Goal of the exercise
Go through the lines below. Copy those with "Verdin".
--- BEGIN Dataset ---
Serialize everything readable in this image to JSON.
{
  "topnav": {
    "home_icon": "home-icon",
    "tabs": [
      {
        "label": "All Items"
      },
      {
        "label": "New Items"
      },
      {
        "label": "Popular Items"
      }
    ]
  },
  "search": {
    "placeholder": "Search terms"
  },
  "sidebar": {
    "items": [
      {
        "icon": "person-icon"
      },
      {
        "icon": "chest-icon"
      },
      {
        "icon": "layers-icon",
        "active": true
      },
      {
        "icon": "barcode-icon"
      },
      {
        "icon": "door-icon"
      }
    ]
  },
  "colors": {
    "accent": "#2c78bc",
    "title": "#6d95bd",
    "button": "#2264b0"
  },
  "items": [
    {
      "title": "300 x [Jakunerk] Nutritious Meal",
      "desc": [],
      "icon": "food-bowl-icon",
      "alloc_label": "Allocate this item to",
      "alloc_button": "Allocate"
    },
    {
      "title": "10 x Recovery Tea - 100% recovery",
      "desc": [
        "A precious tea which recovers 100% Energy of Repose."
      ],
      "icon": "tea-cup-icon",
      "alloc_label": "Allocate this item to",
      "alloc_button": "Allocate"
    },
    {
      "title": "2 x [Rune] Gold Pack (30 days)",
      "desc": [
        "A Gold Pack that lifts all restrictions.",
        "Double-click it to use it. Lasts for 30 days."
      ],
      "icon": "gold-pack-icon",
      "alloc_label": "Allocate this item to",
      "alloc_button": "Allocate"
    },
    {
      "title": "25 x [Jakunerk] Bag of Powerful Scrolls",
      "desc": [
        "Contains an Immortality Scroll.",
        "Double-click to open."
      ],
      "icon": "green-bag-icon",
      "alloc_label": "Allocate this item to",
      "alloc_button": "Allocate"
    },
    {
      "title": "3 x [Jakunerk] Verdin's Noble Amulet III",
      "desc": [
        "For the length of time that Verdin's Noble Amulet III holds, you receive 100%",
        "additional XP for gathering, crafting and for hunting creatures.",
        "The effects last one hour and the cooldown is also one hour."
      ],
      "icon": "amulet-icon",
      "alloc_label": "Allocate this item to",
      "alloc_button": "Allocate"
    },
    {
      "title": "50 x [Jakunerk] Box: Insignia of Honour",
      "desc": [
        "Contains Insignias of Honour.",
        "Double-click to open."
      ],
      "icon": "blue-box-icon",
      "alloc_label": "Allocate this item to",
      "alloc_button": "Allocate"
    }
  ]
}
--- END Dataset ---
Task result
      "title": "3 x [Jakunerk] Verdin's Noble Amulet III",
        "For the length of time that Verdin's Noble Amulet III holds, you receive 100%",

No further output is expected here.